▸ **Extracted information**:
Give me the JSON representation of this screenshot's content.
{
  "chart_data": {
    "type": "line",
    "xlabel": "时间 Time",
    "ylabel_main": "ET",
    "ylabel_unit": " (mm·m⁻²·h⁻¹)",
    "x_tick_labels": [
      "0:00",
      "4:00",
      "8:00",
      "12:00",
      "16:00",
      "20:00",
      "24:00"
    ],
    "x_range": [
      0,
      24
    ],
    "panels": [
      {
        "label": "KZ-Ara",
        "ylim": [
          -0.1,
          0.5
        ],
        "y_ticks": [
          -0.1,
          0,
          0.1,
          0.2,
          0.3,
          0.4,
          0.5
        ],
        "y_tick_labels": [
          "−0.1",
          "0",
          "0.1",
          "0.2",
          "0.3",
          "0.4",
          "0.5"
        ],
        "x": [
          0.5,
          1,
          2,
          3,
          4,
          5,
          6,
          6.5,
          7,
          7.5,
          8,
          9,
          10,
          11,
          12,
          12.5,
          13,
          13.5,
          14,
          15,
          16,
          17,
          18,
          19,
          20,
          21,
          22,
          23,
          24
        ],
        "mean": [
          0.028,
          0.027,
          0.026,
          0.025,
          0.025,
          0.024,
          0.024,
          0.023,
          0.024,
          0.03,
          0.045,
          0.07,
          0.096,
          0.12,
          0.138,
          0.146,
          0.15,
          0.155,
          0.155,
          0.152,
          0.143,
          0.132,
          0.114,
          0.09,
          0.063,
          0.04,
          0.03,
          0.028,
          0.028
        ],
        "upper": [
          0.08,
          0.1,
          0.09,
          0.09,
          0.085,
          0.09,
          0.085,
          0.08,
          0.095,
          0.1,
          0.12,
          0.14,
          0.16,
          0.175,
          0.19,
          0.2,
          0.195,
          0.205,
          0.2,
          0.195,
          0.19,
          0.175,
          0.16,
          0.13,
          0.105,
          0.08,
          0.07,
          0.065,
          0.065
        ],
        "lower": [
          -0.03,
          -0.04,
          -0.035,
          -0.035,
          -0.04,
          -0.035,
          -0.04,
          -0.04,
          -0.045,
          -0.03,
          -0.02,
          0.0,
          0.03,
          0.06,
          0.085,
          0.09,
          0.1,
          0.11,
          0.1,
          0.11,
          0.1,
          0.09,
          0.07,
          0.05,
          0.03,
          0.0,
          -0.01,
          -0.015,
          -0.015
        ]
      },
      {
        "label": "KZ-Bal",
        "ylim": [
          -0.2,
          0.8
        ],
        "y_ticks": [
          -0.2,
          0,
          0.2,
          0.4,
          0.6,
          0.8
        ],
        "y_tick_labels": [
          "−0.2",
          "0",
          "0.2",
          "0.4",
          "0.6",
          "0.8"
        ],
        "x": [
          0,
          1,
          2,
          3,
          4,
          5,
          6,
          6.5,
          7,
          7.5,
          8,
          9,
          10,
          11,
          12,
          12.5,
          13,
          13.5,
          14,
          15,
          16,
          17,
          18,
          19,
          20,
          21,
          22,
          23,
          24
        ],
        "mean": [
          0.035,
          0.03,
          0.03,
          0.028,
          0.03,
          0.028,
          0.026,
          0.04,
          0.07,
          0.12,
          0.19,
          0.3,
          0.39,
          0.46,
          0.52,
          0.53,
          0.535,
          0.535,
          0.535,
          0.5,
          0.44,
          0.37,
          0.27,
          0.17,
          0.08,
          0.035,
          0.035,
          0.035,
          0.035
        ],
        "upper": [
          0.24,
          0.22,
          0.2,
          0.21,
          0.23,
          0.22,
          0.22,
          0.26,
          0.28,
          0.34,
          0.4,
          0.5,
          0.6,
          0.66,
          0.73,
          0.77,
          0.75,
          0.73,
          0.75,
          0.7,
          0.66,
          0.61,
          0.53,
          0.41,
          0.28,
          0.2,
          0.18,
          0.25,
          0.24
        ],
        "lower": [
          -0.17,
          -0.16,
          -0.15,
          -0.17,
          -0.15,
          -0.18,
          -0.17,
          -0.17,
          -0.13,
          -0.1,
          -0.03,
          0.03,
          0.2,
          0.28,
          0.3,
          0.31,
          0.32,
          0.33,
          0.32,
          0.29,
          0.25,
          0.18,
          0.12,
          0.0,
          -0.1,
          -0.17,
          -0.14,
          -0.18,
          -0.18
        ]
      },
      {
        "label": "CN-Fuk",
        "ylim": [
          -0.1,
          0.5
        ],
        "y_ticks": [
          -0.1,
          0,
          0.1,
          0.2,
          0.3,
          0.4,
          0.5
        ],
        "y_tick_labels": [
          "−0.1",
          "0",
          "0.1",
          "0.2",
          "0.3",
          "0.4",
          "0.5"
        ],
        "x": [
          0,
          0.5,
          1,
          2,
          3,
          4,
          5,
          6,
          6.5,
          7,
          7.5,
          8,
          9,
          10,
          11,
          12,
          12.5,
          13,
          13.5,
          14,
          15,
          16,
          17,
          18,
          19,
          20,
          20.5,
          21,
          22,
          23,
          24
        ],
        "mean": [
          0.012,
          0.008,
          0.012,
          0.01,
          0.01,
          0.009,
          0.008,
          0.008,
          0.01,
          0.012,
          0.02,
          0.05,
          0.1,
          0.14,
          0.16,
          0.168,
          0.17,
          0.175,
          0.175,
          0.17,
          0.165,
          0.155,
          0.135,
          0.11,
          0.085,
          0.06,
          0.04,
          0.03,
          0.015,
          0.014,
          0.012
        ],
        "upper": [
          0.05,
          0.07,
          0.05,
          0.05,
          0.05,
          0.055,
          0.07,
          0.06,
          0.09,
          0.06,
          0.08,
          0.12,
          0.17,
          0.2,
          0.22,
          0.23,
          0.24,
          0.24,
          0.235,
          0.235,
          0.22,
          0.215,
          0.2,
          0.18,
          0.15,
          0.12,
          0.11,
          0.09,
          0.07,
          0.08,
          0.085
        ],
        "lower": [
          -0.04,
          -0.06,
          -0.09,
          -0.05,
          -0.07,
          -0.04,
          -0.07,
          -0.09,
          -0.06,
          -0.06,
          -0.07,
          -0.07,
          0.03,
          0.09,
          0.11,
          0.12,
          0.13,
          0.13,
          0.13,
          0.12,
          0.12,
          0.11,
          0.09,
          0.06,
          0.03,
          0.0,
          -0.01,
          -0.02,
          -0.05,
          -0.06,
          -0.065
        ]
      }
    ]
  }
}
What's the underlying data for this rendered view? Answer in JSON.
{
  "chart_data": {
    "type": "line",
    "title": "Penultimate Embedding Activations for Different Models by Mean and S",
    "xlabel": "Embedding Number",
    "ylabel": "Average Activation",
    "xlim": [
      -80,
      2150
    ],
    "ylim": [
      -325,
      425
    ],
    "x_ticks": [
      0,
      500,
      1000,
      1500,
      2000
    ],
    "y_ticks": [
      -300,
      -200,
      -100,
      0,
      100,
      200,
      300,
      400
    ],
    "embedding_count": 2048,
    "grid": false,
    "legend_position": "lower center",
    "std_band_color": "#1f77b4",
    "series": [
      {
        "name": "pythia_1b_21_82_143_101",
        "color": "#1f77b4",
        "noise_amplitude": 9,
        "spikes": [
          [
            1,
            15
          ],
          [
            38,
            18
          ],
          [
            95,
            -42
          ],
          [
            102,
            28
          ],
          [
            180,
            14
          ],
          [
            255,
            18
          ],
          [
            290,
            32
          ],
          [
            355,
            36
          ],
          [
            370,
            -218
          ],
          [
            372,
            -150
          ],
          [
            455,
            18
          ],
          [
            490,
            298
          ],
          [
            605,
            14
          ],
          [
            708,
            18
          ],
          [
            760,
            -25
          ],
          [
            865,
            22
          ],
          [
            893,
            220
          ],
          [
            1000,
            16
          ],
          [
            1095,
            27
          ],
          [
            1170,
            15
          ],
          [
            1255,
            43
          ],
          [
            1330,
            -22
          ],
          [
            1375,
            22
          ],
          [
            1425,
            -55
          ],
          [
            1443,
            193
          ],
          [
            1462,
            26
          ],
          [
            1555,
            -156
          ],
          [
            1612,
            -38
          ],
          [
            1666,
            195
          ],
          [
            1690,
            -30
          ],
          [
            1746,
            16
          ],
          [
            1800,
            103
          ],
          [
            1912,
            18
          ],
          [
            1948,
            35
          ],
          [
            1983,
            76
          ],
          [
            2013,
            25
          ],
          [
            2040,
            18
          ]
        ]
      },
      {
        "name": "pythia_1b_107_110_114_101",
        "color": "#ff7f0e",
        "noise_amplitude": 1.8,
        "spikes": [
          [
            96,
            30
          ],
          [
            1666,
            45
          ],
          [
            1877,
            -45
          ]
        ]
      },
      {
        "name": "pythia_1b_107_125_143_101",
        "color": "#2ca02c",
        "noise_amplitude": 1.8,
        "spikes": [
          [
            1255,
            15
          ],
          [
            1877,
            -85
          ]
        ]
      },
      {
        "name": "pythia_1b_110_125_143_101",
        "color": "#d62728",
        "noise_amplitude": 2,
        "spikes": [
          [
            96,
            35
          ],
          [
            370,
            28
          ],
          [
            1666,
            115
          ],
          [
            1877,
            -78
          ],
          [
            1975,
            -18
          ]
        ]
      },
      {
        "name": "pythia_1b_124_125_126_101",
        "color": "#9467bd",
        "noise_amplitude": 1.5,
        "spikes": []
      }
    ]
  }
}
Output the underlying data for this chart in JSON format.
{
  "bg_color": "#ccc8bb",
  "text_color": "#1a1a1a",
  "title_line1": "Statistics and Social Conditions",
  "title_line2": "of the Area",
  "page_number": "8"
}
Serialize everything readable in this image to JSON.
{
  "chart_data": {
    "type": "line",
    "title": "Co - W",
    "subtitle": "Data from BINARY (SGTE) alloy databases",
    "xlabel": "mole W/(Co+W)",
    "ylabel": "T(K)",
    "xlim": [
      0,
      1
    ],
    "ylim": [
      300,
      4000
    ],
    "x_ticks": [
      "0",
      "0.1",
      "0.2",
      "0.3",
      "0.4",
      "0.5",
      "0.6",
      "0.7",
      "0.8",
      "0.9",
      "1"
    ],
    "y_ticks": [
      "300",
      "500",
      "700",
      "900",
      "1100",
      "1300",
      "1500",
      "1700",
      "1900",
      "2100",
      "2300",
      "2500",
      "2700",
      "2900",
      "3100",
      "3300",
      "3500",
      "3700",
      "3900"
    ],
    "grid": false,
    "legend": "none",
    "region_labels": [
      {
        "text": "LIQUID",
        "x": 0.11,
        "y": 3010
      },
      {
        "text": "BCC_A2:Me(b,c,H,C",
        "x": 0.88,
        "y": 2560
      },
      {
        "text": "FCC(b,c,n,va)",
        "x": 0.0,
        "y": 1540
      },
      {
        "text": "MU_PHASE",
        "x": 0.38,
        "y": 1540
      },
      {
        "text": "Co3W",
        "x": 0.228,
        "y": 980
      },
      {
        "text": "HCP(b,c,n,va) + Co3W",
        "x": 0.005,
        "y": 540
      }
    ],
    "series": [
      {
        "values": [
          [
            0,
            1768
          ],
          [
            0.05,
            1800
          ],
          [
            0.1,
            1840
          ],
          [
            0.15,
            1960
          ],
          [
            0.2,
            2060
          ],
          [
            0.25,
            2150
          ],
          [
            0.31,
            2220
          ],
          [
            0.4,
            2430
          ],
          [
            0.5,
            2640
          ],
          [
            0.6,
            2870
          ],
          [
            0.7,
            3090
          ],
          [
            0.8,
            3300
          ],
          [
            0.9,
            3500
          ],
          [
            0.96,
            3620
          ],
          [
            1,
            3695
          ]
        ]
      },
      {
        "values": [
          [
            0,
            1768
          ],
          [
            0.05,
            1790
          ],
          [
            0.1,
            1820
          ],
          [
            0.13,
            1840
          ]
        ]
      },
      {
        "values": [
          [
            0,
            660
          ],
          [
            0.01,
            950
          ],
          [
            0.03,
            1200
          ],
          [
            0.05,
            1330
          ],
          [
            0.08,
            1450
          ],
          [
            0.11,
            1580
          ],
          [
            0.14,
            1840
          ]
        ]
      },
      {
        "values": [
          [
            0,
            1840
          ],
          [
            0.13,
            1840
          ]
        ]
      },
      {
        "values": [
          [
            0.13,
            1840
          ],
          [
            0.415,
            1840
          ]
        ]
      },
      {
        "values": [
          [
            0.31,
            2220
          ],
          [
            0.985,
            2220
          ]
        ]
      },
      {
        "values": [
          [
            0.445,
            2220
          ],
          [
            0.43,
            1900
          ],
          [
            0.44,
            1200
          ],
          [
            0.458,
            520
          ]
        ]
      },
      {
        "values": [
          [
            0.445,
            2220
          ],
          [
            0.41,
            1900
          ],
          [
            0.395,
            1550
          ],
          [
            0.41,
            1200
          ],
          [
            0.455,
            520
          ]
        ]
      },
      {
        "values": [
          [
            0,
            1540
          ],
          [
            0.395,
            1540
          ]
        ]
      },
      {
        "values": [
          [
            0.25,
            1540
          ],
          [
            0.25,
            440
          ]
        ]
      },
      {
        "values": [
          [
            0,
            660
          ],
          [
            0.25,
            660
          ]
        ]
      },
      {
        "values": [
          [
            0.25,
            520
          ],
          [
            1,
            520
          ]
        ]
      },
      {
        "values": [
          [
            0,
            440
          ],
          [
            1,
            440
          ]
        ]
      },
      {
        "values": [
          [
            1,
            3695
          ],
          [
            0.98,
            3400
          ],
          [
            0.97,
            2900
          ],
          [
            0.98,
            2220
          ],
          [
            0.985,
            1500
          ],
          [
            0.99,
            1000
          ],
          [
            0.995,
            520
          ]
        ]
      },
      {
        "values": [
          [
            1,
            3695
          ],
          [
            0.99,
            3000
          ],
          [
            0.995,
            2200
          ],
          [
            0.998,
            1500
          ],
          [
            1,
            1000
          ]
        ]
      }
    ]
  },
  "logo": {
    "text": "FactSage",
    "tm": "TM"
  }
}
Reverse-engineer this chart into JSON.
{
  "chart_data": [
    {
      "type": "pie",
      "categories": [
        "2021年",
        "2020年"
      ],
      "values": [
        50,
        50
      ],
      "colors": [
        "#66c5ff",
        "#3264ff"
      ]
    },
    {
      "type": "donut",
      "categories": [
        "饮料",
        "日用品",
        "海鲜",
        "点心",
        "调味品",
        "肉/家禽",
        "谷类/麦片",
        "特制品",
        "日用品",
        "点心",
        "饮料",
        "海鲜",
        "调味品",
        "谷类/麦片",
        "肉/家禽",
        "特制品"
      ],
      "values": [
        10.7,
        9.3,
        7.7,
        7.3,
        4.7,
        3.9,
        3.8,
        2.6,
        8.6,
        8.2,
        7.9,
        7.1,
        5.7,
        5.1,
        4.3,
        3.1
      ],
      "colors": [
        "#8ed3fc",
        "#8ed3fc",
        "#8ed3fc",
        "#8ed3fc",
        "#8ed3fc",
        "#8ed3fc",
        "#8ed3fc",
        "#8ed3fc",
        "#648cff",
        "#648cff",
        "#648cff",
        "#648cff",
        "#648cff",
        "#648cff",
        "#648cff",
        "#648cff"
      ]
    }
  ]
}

▸ **Written problem**:
From the entries above, extract each line containing "name".

▸ **Full solution**:
        "name": "pythia_1b_21_82_143_101",
        "name": "pythia_1b_107_110_114_101",
        "name": "pythia_1b_107_125_143_101",
        "name": "pythia_1b_110_125_143_101",
        "name": "pythia_1b_124_125_126_101",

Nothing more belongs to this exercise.